* _Data records_
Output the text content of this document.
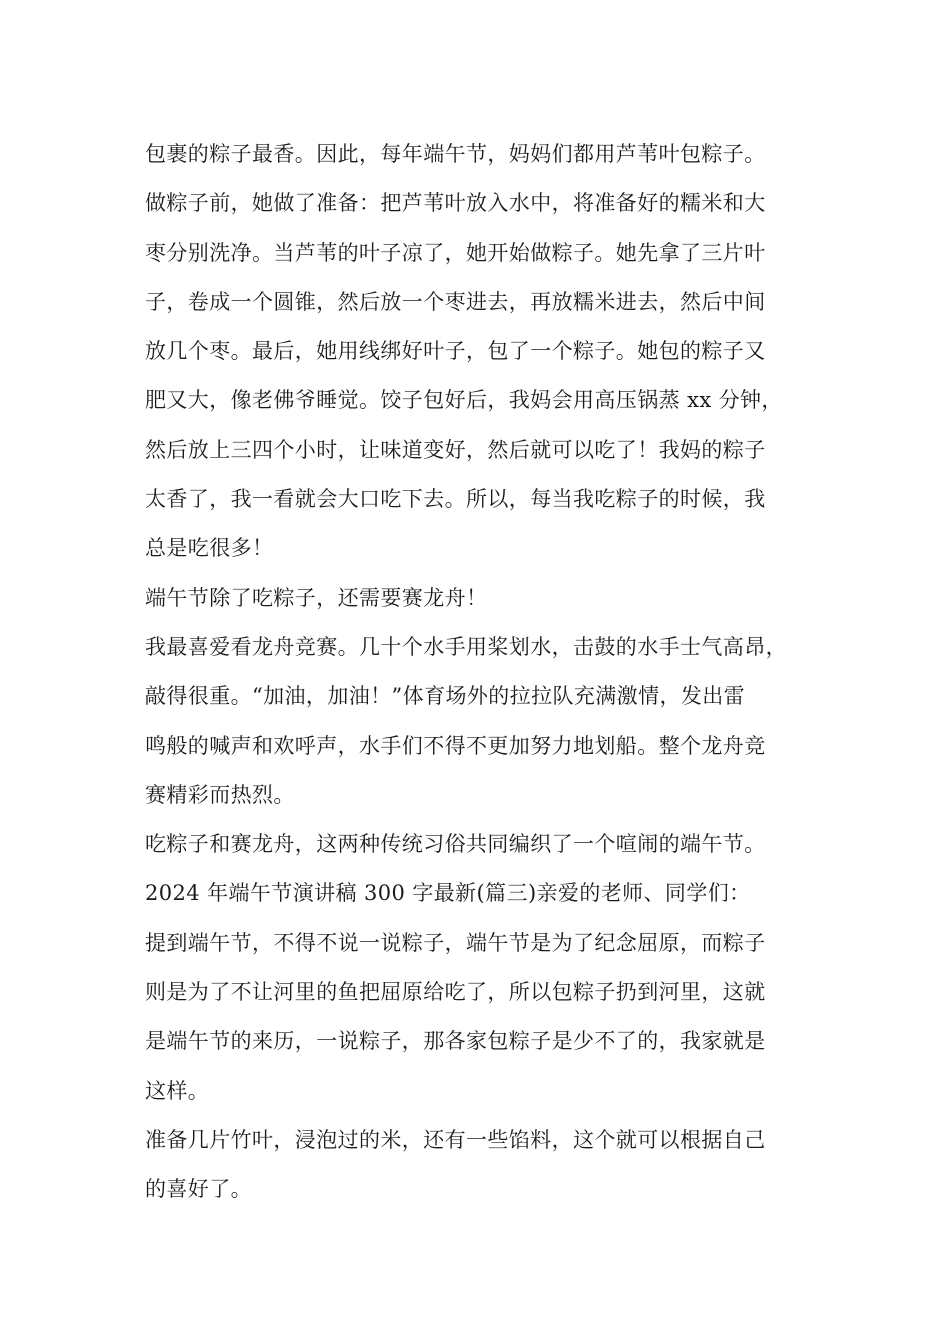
包裹的粽子最香。因此，每年端午节，妈妈们都用芦苇叶包粽子。
做粽子前，她做了准备：把芦苇叶放入水中，将准备好的糯米和大
枣分别洗净。当芦苇的叶子凉了，她开始做粽子。她先拿了三片叶
子，卷成一个圆锥，然后放一个枣进去，再放糯米进去，然后中间
放几个枣。最后，她用线绑好叶子，包了一个粽子。她包的粽子又
肥又大，像老佛爷睡觉。饺子包好后，我妈会用高压锅蒸 xx 分钟，
然后放上三四个小时，让味道变好，然后就可以吃了！我妈的粽子
太香了，我一看就会大口吃下去。所以，每当我吃粽子的时候，我
总是吃很多！
端午节除了吃粽子，还需要赛龙舟！
我最喜爱看龙舟竞赛。几十个水手用桨划水，击鼓的水手士气高昂，
敲得很重。“加油，加油！”体育场外的拉拉队充满激情，发出雷
鸣般的喊声和欢呼声，水手们不得不更加努力地划船。整个龙舟竞
赛精彩而热烈。
吃粽子和赛龙舟，这两种传统习俗共同编织了一个喧闹的端午节。
2024 年端午节演讲稿 300 字最新(篇三)亲爱的老师、同学们：
提到端午节，不得不说一说粽子，端午节是为了纪念屈原，而粽子
则是为了不让河里的鱼把屈原给吃了，所以包粽子扔到河里，这就
是端午节的来历，一说粽子，那各家包粽子是少不了的，我家就是
这样。
准备几片竹叶，浸泡过的米，还有一些馅料，这个就可以根据自己
的喜好了。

* _TASK_
Pictures in the records above should not be copied. Repeat everything else exactly.

* _THE OUTPUT_
Output the text content of this document.
包裹的粽子最香。因此，每年端午节，妈妈们都用芦苇叶包粽子。
做粽子前，她做了准备：把芦苇叶放入水中，将准备好的糯米和大
枣分别洗净。当芦苇的叶子凉了，她开始做粽子。她先拿了三片叶
子，卷成一个圆锥，然后放一个枣进去，再放糯米进去，然后中间
放几个枣。最后，她用线绑好叶子，包了一个粽子。她包的粽子又
肥又大，像老佛爷睡觉。饺子包好后，我妈会用高压锅蒸 xx 分钟，
然后放上三四个小时，让味道变好，然后就可以吃了！我妈的粽子
太香了，我一看就会大口吃下去。所以，每当我吃粽子的时候，我
总是吃很多！
端午节除了吃粽子，还需要赛龙舟！
我最喜爱看龙舟竞赛。几十个水手用桨划水，击鼓的水手士气高昂，
敲得很重。“加油，加油！”体育场外的拉拉队充满激情，发出雷
鸣般的喊声和欢呼声，水手们不得不更加努力地划船。整个龙舟竞
赛精彩而热烈。
吃粽子和赛龙舟，这两种传统习俗共同编织了一个喧闹的端午节。
2024 年端午节演讲稿 300 字最新(篇三)亲爱的老师、同学们：
提到端午节，不得不说一说粽子，端午节是为了纪念屈原，而粽子
则是为了不让河里的鱼把屈原给吃了，所以包粽子扔到河里，这就
是端午节的来历，一说粽子，那各家包粽子是少不了的，我家就是
这样。
准备几片竹叶，浸泡过的米，还有一些馅料，这个就可以根据自己
的喜好了。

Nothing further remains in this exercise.